== Direction ==
Set down the records once more, please, exactly and with the pictures left out.

== Working data ==
^^^^
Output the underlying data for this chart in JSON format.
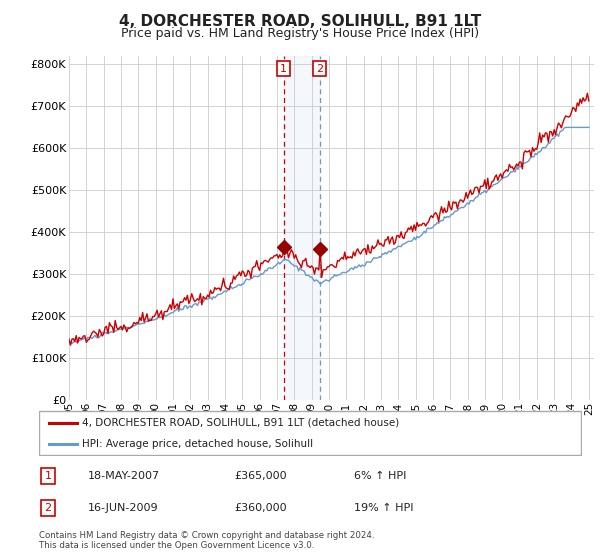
{
  "title": "4, DORCHESTER ROAD, SOLIHULL, B91 1LT",
  "subtitle": "Price paid vs. HM Land Registry's House Price Index (HPI)",
  "title_fontsize": 11,
  "subtitle_fontsize": 9,
  "ylabel_ticks": [
    "£0",
    "£100K",
    "£200K",
    "£300K",
    "£400K",
    "£500K",
    "£600K",
    "£700K",
    "£800K"
  ],
  "ytick_values": [
    0,
    100000,
    200000,
    300000,
    400000,
    500000,
    600000,
    700000,
    800000
  ],
  "ylim": [
    0,
    820000
  ],
  "xlim_start": 1995.0,
  "xlim_end": 2025.3,
  "line_color_property": "#cc0000",
  "line_color_hpi": "#6699cc",
  "purchase1_x": 2007.38,
  "purchase1_y": 365000,
  "purchase2_x": 2009.46,
  "purchase2_y": 360000,
  "legend_label_property": "4, DORCHESTER ROAD, SOLIHULL, B91 1LT (detached house)",
  "legend_label_hpi": "HPI: Average price, detached house, Solihull",
  "annotation1_num": "1",
  "annotation1_date": "18-MAY-2007",
  "annotation1_price": "£365,000",
  "annotation1_hpi": "6% ↑ HPI",
  "annotation2_num": "2",
  "annotation2_date": "16-JUN-2009",
  "annotation2_price": "£360,000",
  "annotation2_hpi": "19% ↑ HPI",
  "footer": "Contains HM Land Registry data © Crown copyright and database right 2024.\nThis data is licensed under the Open Government Licence v3.0.",
  "background_color": "#ffffff",
  "grid_color": "#cccccc"
}
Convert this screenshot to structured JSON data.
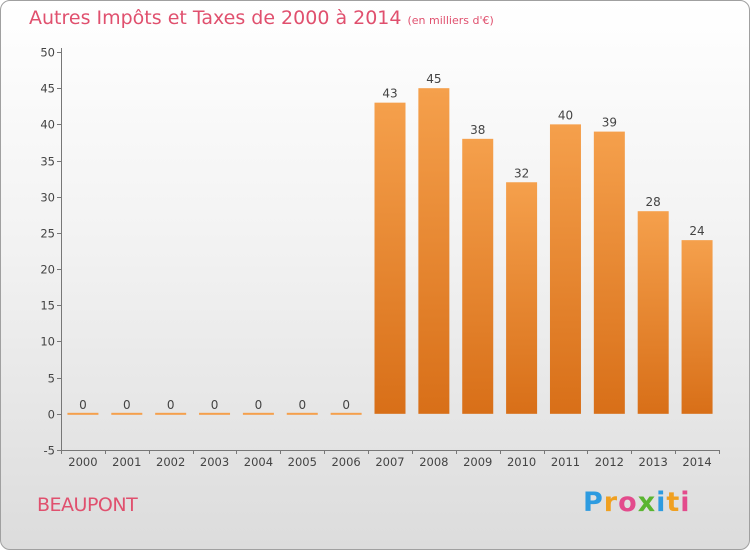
{
  "chart_data": {
    "type": "bar",
    "title": "Autres Impôts et Taxes de 2000 à 2014",
    "subtitle": "(en milliers d'€)",
    "categories": [
      "2000",
      "2001",
      "2002",
      "2003",
      "2004",
      "2005",
      "2006",
      "2007",
      "2008",
      "2009",
      "2010",
      "2011",
      "2012",
      "2013",
      "2014"
    ],
    "values": [
      0,
      0,
      0,
      0,
      0,
      0,
      0,
      43,
      45,
      38,
      32,
      40,
      39,
      28,
      24
    ],
    "value_labels": [
      "0",
      "0",
      "0",
      "0",
      "0",
      "0",
      "0",
      "43",
      "45",
      "38",
      "32",
      "40",
      "39",
      "28",
      "24"
    ],
    "ylim": [
      -5,
      50
    ],
    "yticks": [
      -5,
      0,
      5,
      10,
      15,
      20,
      25,
      30,
      35,
      40,
      45,
      50
    ],
    "ytick_labels": [
      "-5",
      "0",
      "5",
      "10",
      "15",
      "20",
      "25",
      "30",
      "35",
      "40",
      "45",
      "50"
    ],
    "grid": false,
    "bar_color": "#f5a04c",
    "bar_color_dark": "#d86f18"
  },
  "commune": "BEAUPONT",
  "brand": {
    "letters": [
      "P",
      "r",
      "o",
      "x",
      "i",
      "t",
      "i"
    ],
    "colors": [
      "#2d9be0",
      "#f0a020",
      "#e34b8c",
      "#5ab530",
      "#2d9be0",
      "#f0a020",
      "#e34b8c"
    ]
  }
}
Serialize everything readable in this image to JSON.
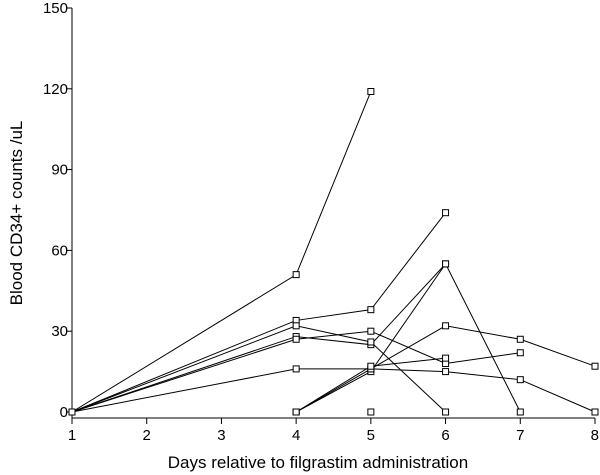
{
  "chart_data": {
    "type": "line",
    "title": "",
    "xlabel": "Days relative to filgrastim administration",
    "ylabel": "Blood CD34+ counts /uL",
    "xlim": [
      1,
      8
    ],
    "ylim": [
      0,
      150
    ],
    "x_ticks": [
      "1",
      "2",
      "3",
      "4",
      "5",
      "6",
      "7",
      "8"
    ],
    "y_ticks": [
      "0",
      "30",
      "60",
      "90",
      "120",
      "150"
    ],
    "grid": false,
    "legend": "none",
    "marker": "square",
    "series": [
      {
        "x": [
          1,
          4,
          5
        ],
        "y": [
          0,
          51,
          119
        ]
      },
      {
        "x": [
          1,
          4,
          5,
          6
        ],
        "y": [
          0,
          34,
          38,
          74
        ]
      },
      {
        "x": [
          4,
          5,
          6
        ],
        "y": [
          0,
          15,
          55
        ]
      },
      {
        "x": [
          1,
          4,
          5,
          6,
          7
        ],
        "y": [
          0,
          28,
          25,
          55,
          0
        ]
      },
      {
        "x": [
          1,
          4,
          5,
          6,
          7,
          8
        ],
        "y": [
          0,
          16,
          16,
          15,
          12,
          0
        ]
      },
      {
        "x": [
          4,
          5,
          6,
          7,
          8
        ],
        "y": [
          0,
          16,
          32,
          27,
          17
        ]
      },
      {
        "x": [
          1,
          4,
          5,
          6
        ],
        "y": [
          0,
          32,
          26,
          0
        ]
      },
      {
        "x": [
          1,
          4,
          5,
          6,
          7
        ],
        "y": [
          0,
          27,
          30,
          18,
          22
        ]
      },
      {
        "x": [
          4,
          5,
          6
        ],
        "y": [
          0,
          17,
          20
        ]
      },
      {
        "x": [
          5
        ],
        "y": [
          0
        ]
      }
    ]
  }
}
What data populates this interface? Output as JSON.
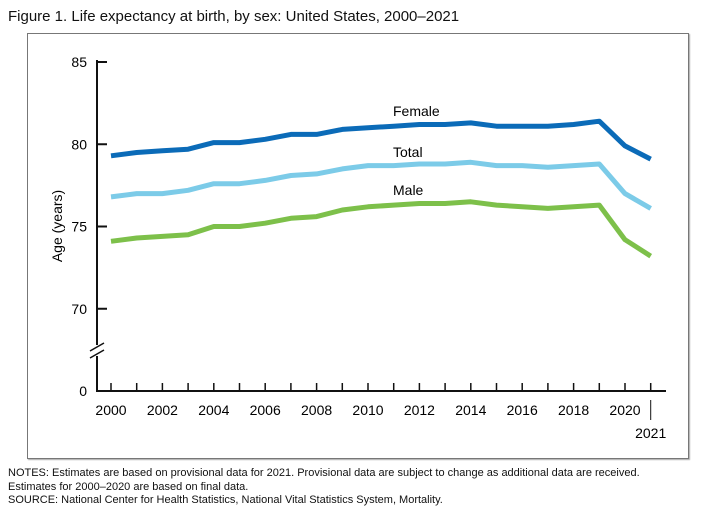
{
  "title": "Figure 1. Life expectancy at birth, by sex: United States, 2000–2021",
  "chart_data": {
    "type": "line",
    "title": "Figure 1. Life expectancy at birth, by sex: United States, 2000–2021",
    "xlabel": "",
    "ylabel": "Age (years)",
    "x": [
      2000,
      2001,
      2002,
      2003,
      2004,
      2005,
      2006,
      2007,
      2008,
      2009,
      2010,
      2011,
      2012,
      2013,
      2014,
      2015,
      2016,
      2017,
      2018,
      2019,
      2020,
      2021
    ],
    "x_tick_labels": [
      "2000",
      "2002",
      "2004",
      "2006",
      "2008",
      "2010",
      "2012",
      "2014",
      "2016",
      "2018",
      "2020",
      "2021"
    ],
    "y_tick_labels": [
      "0",
      "70",
      "75",
      "80",
      "85"
    ],
    "ylim": [
      70,
      85
    ],
    "y_axis_break": "between 0 and 70",
    "grid": false,
    "series": [
      {
        "name": "Female",
        "color": "#0b6bb8",
        "values": [
          79.3,
          79.5,
          79.6,
          79.7,
          80.1,
          80.1,
          80.3,
          80.6,
          80.6,
          80.9,
          81.0,
          81.1,
          81.2,
          81.2,
          81.3,
          81.1,
          81.1,
          81.1,
          81.2,
          81.4,
          79.9,
          79.1
        ]
      },
      {
        "name": "Total",
        "color": "#7ccbe8",
        "values": [
          76.8,
          77.0,
          77.0,
          77.2,
          77.6,
          77.6,
          77.8,
          78.1,
          78.2,
          78.5,
          78.7,
          78.7,
          78.8,
          78.8,
          78.9,
          78.7,
          78.7,
          78.6,
          78.7,
          78.8,
          77.0,
          76.1
        ]
      },
      {
        "name": "Male",
        "color": "#7dc04a",
        "values": [
          74.1,
          74.3,
          74.4,
          74.5,
          75.0,
          75.0,
          75.2,
          75.5,
          75.6,
          76.0,
          76.2,
          76.3,
          76.4,
          76.4,
          76.5,
          76.3,
          76.2,
          76.1,
          76.2,
          76.3,
          74.2,
          73.2
        ]
      }
    ]
  },
  "notes": [
    "NOTES: Estimates are based on provisional data for 2021. Provisional data are subject to change as additional data are received.",
    "Estimates for 2000–2020 are based on final data.",
    "SOURCE: National Center for Health Statistics, National Vital Statistics System, Mortality."
  ]
}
^^^^
== Exercise answer ==
Output the underlying data for this chart in JSON format.
{
  "title": "4, DORCHESTER ROAD, SOLIHULL, B91 1LT",
  "subtitle": "Price paid vs. HM Land Registry's House Price Index (HPI)",
  "title_fontsize": 11,
  "subtitle_fontsize": 9,
  "ylabel_ticks": [
    "£0",
    "£100K",
    "£200K",
    "£300K",
    "£400K",
    "£500K",
    "£600K",
    "£700K",
    "£800K"
  ],
  "ytick_values": [
    0,
    100000,
    200000,
    300000,
    400000,
    500000,
    600000,
    700000,
    800000
  ],
  "ylim": [
    0,
    820000
  ],
  "xlim_start": 1995.0,
  "xlim_end": 2025.3,
  "line_color_property": "#cc0000",
  "line_color_hpi": "#6699cc",
  "purchase1_x": 2007.38,
  "purchase1_y": 365000,
  "purchase2_x": 2009.46,
  "purchase2_y": 360000,
  "legend_label_property": "4, DORCHESTER ROAD, SOLIHULL, B91 1LT (detached house)",
  "legend_label_hpi": "HPI: Average price, detached house, Solihull",
  "annotation1_num": "1",
  "annotation1_date": "18-MAY-2007",
  "annotation1_price": "£365,000",
  "annotation1_hpi": "6% ↑ HPI",
  "annotation2_num": "2",
  "annotation2_date": "16-JUN-2009",
  "annotation2_price": "£360,000",
  "annotation2_hpi": "19% ↑ HPI",
  "footer": "Contains HM Land Registry data © Crown copyright and database right 2024.\nThis data is licensed under the Open Government Licence v3.0.",
  "background_color": "#ffffff",
  "grid_color": "#cccccc"
}
Convert this screenshot to structured JSON data.
{
  "chart_data": {
    "type": "bar",
    "title": "Autres Impôts et Taxes de 2000 à 2014",
    "subtitle": "(en milliers d'€)",
    "categories": [
      "2000",
      "2001",
      "2002",
      "2003",
      "2004",
      "2005",
      "2006",
      "2007",
      "2008",
      "2009",
      "2010",
      "2011",
      "2012",
      "2013",
      "2014"
    ],
    "values": [
      0,
      0,
      0,
      0,
      0,
      0,
      0,
      43,
      45,
      38,
      32,
      40,
      39,
      28,
      24
    ],
    "value_labels": [
      "0",
      "0",
      "0",
      "0",
      "0",
      "0",
      "0",
      "43",
      "45",
      "38",
      "32",
      "40",
      "39",
      "28",
      "24"
    ],
    "ylim": [
      -5,
      50
    ],
    "yticks": [
      -5,
      0,
      5,
      10,
      15,
      20,
      25,
      30,
      35,
      40,
      45,
      50
    ],
    "ytick_labels": [
      "-5",
      "0",
      "5",
      "10",
      "15",
      "20",
      "25",
      "30",
      "35",
      "40",
      "45",
      "50"
    ],
    "grid": false,
    "bar_color": "#f5a04c",
    "bar_color_dark": "#d86f18"
  },
  "commune": "BEAUPONT",
  "brand": {
    "letters": [
      "P",
      "r",
      "o",
      "x",
      "i",
      "t",
      "i"
    ],
    "colors": [
      "#2d9be0",
      "#f0a020",
      "#e34b8c",
      "#5ab530",
      "#2d9be0",
      "#f0a020",
      "#e34b8c"
    ]
  }
}
Serialize everything readable in this image to JSON.
{
  "chart_data": {
    "type": "line",
    "title": "",
    "xlabel": "Days relative to filgrastim administration",
    "ylabel": "Blood CD34+ counts /uL",
    "xlim": [
      1,
      8
    ],
    "ylim": [
      0,
      150
    ],
    "x_ticks": [
      "1",
      "2",
      "3",
      "4",
      "5",
      "6",
      "7",
      "8"
    ],
    "y_ticks": [
      "0",
      "30",
      "60",
      "90",
      "120",
      "150"
    ],
    "grid": false,
    "legend": "none",
    "marker": "square",
    "series": [
      {
        "x": [
          1,
          4,
          5
        ],
        "y": [
          0,
          51,
          119
        ]
      },
      {
        "x": [
          1,
          4,
          5,
          6
        ],
        "y": [
          0,
          34,
          38,
          74
        ]
      },
      {
        "x": [
          4,
          5,
          6
        ],
        "y": [
          0,
          15,
          55
        ]
      },
      {
        "x": [
          1,
          4,
          5,
          6,
          7
        ],
        "y": [
          0,
          28,
          25,
          55,
          0
        ]
      },
      {
        "x": [
          1,
          4,
          5,
          6,
          7,
          8
        ],
        "y": [
          0,
          16,
          16,
          15,
          12,
          0
        ]
      },
      {
        "x": [
          4,
          5,
          6,
          7,
          8
        ],
        "y": [
          0,
          16,
          32,
          27,
          17
        ]
      },
      {
        "x": [
          1,
          4,
          5,
          6
        ],
        "y": [
          0,
          32,
          26,
          0
        ]
      },
      {
        "x": [
          1,
          4,
          5,
          6,
          7
        ],
        "y": [
          0,
          27,
          30,
          18,
          22
        ]
      },
      {
        "x": [
          4,
          5,
          6
        ],
        "y": [
          0,
          17,
          20
        ]
      },
      {
        "x": [
          5
        ],
        "y": [
          0
        ]
      }
    ]
  }
}
What data populates this interface? Output as JSON.
{
  "title": "Figure 1. Life expectancy at birth, by sex: United States, 2000–2021",
  "chart_data": {
    "type": "line",
    "title": "Figure 1. Life expectancy at birth, by sex: United States, 2000–2021",
    "xlabel": "",
    "ylabel": "Age (years)",
    "x": [
      2000,
      2001,
      2002,
      2003,
      2004,
      2005,
      2006,
      2007,
      2008,
      2009,
      2010,
      2011,
      2012,
      2013,
      2014,
      2015,
      2016,
      2017,
      2018,
      2019,
      2020,
      2021
    ],
    "x_tick_labels": [
      "2000",
      "2002",
      "2004",
      "2006",
      "2008",
      "2010",
      "2012",
      "2014",
      "2016",
      "2018",
      "2020",
      "2021"
    ],
    "y_tick_labels": [
      "0",
      "70",
      "75",
      "80",
      "85"
    ],
    "ylim": [
      70,
      85
    ],
    "y_axis_break": "between 0 and 70",
    "grid": false,
    "series": [
      {
        "name": "Female",
        "color": "#0b6bb8",
        "values": [
          79.3,
          79.5,
          79.6,
          79.7,
          80.1,
          80.1,
          80.3,
          80.6,
          80.6,
          80.9,
          81.0,
          81.1,
          81.2,
          81.2,
          81.3,
          81.1,
          81.1,
          81.1,
          81.2,
          81.4,
          79.9,
          79.1
        ]
      },
      {
        "name": "Total",
        "color": "#7ccbe8",
        "values": [
          76.8,
          77.0,
          77.0,
          77.2,
          77.6,
          77.6,
          77.8,
          78.1,
          78.2,
          78.5,
          78.7,
          78.7,
          78.8,
          78.8,
          78.9,
          78.7,
          78.7,
          78.6,
          78.7,
          78.8,
          77.0,
          76.1
        ]
      },
      {
        "name": "Male",
        "color": "#7dc04a",
        "values": [
          74.1,
          74.3,
          74.4,
          74.5,
          75.0,
          75.0,
          75.2,
          75.5,
          75.6,
          76.0,
          76.2,
          76.3,
          76.4,
          76.4,
          76.5,
          76.3,
          76.2,
          76.1,
          76.2,
          76.3,
          74.2,
          73.2
        ]
      }
    ]
  },
  "notes": [
    "NOTES: Estimates are based on provisional data for 2021. Provisional data are subject to change as additional data are received.",
    "Estimates for 2000–2020 are based on final data.",
    "SOURCE: National Center for Health Statistics, National Vital Statistics System, Mortality."
  ]
}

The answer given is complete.